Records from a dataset
-- START --

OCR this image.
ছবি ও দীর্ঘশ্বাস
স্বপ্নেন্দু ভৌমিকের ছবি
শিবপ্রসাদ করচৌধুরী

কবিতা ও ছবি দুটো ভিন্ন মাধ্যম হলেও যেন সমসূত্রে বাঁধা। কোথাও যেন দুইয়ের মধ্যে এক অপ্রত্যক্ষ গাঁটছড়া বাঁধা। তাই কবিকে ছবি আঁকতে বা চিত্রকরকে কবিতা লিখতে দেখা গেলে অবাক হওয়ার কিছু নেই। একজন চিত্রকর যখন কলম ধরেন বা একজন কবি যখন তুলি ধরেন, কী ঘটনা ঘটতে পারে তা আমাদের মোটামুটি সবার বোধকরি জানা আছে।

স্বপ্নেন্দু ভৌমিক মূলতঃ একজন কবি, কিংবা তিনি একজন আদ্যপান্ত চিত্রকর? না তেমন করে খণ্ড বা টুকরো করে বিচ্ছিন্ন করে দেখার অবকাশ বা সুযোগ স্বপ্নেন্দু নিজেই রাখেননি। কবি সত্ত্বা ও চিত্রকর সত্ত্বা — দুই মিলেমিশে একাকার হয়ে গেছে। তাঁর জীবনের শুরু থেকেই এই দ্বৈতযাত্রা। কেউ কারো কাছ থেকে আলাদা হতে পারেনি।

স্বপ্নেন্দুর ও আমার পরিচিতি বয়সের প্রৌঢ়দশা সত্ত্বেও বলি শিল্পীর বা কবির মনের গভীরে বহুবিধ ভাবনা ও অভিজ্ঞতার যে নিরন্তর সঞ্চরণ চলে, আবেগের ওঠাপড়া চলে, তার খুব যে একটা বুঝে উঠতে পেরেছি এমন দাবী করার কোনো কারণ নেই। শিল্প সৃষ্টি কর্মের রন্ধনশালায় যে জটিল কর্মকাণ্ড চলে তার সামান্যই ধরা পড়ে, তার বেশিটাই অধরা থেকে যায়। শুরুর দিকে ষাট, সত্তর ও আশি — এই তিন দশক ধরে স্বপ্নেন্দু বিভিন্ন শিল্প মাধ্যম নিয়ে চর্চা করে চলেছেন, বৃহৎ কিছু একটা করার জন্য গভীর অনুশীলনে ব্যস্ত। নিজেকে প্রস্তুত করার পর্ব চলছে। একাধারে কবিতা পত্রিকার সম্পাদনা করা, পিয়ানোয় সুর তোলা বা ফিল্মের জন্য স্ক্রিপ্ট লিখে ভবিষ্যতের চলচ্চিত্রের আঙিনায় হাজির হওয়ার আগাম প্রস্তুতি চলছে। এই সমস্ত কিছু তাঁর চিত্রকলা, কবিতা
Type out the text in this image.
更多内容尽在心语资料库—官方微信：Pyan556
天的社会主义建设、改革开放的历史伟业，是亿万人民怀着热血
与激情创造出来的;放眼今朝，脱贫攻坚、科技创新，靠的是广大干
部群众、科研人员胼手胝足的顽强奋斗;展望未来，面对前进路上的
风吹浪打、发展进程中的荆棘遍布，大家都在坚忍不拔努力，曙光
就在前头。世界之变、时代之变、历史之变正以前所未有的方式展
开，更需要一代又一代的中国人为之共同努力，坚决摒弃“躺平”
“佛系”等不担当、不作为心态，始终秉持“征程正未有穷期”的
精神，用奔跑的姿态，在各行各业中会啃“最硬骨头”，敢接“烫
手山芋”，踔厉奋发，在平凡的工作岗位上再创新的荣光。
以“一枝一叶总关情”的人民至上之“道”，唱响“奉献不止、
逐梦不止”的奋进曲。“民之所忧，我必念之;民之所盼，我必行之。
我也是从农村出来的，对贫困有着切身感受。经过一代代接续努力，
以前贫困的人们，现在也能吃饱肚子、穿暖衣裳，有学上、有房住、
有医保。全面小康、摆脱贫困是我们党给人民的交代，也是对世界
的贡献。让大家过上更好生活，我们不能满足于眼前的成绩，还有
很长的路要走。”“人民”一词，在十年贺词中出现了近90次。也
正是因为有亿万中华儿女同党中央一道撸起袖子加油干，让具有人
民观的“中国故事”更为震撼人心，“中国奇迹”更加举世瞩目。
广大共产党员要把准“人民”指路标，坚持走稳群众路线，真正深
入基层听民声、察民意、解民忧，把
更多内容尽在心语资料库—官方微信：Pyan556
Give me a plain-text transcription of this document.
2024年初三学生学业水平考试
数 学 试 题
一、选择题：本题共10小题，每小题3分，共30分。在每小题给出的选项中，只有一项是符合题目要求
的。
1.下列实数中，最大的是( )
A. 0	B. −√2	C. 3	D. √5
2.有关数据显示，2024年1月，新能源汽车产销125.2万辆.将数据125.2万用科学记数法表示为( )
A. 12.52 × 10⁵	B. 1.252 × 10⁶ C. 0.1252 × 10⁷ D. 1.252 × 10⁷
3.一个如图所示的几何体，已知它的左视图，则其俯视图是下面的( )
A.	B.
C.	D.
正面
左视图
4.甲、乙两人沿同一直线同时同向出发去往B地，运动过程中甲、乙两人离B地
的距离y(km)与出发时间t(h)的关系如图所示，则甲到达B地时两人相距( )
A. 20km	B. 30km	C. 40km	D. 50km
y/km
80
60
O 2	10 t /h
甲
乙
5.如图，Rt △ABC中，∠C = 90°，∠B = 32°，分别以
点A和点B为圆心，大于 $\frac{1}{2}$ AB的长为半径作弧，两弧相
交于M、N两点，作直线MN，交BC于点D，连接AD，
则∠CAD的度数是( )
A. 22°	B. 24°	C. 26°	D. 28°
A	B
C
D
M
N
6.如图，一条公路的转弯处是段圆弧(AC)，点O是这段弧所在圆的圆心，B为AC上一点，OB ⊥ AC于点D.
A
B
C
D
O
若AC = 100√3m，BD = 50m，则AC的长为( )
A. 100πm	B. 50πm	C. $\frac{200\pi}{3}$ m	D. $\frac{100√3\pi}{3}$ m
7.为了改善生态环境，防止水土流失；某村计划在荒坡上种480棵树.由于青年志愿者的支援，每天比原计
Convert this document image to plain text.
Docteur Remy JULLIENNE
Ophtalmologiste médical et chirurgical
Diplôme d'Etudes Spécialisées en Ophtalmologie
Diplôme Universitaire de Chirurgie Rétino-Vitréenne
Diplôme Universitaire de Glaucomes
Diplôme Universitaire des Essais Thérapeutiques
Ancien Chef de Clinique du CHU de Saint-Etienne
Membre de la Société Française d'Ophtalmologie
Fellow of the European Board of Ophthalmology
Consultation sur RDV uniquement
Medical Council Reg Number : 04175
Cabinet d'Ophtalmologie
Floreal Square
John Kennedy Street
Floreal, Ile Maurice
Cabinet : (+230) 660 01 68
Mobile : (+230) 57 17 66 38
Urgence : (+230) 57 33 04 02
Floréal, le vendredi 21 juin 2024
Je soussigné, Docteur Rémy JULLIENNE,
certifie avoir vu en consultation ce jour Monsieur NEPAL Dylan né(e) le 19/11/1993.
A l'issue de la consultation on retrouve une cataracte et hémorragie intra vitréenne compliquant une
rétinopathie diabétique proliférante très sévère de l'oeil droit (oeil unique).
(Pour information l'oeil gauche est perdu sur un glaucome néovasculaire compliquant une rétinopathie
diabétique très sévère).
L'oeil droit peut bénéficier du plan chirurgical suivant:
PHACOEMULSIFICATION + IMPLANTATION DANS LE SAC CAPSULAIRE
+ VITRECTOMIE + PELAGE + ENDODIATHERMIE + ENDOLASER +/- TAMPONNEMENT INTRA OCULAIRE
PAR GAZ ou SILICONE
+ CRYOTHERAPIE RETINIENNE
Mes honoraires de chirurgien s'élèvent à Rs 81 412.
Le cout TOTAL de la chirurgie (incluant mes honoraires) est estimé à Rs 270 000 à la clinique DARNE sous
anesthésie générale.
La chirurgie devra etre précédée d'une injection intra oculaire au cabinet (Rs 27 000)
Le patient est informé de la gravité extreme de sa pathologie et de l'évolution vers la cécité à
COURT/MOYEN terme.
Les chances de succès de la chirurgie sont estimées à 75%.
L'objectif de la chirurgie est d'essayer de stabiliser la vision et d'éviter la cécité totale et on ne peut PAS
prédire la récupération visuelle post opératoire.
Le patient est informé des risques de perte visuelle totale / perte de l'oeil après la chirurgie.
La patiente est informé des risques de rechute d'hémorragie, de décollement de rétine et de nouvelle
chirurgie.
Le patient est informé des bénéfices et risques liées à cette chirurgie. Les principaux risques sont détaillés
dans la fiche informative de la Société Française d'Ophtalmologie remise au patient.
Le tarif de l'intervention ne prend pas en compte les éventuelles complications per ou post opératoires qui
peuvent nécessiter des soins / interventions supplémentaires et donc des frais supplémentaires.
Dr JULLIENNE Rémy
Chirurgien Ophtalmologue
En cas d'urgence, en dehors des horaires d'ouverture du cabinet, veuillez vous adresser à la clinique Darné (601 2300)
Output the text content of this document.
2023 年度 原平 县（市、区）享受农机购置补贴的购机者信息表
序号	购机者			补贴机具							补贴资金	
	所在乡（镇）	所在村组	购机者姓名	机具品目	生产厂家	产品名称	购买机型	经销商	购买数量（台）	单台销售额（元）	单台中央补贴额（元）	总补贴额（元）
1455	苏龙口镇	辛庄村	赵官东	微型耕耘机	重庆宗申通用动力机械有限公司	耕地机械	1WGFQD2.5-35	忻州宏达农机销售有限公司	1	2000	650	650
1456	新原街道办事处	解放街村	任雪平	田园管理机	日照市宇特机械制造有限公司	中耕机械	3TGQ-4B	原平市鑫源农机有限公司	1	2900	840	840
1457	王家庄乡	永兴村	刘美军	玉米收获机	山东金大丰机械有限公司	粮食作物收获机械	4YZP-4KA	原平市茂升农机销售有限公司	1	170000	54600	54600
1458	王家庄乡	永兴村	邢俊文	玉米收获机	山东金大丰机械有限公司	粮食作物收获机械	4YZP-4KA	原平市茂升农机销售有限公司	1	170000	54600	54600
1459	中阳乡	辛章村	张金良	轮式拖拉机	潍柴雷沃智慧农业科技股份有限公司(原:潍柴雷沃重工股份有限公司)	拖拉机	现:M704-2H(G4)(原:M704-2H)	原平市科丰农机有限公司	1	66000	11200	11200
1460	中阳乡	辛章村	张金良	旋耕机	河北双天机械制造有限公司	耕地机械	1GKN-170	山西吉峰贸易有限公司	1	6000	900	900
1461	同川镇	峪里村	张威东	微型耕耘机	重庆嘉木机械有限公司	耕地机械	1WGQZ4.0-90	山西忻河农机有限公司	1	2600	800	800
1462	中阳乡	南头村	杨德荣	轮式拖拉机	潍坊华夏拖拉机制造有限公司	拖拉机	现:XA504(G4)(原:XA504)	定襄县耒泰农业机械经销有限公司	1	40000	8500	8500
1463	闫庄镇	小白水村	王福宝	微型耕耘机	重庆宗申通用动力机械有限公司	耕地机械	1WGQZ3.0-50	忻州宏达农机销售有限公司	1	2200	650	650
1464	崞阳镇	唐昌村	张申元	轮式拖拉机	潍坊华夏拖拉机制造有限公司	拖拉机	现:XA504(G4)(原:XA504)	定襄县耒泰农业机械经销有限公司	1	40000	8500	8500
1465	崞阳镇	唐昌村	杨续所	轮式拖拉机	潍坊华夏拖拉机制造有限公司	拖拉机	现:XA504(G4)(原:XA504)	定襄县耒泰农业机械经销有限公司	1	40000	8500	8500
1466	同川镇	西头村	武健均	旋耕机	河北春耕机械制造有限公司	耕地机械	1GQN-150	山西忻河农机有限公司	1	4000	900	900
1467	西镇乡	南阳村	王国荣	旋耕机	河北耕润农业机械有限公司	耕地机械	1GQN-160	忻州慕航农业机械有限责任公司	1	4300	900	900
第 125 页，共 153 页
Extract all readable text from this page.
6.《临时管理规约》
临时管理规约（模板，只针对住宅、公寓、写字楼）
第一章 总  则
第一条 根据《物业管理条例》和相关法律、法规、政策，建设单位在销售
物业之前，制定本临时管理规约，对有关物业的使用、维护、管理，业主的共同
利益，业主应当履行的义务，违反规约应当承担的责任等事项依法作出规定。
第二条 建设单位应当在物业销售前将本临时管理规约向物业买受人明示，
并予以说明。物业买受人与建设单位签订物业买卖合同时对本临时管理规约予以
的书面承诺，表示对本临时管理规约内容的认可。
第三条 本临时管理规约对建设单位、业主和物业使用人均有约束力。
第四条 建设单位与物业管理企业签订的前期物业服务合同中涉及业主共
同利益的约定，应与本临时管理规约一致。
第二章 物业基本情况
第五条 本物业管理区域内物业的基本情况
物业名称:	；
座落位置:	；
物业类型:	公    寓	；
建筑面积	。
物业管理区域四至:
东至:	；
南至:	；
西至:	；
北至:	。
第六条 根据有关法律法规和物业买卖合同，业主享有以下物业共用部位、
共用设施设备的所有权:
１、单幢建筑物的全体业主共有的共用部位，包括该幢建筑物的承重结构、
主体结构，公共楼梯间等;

-- END --

**Stated problem:**
List the lines of the entries that include "玉米收获机".

**Finished task:**
1457	王家庄乡	永兴村	刘美军	玉米收获机	山东金大丰机械有限公司	粮食作物收获机械	4YZP-4KA	原平市茂升农机销售有限公司	1	170000	54600	54600
1458	王家庄乡	永兴村	邢俊文	玉米收获机	山东金大丰机械有限公司	粮食作物收获机械	4YZP-4KA	原平市茂升农机销售有限公司	1	170000	54600	54600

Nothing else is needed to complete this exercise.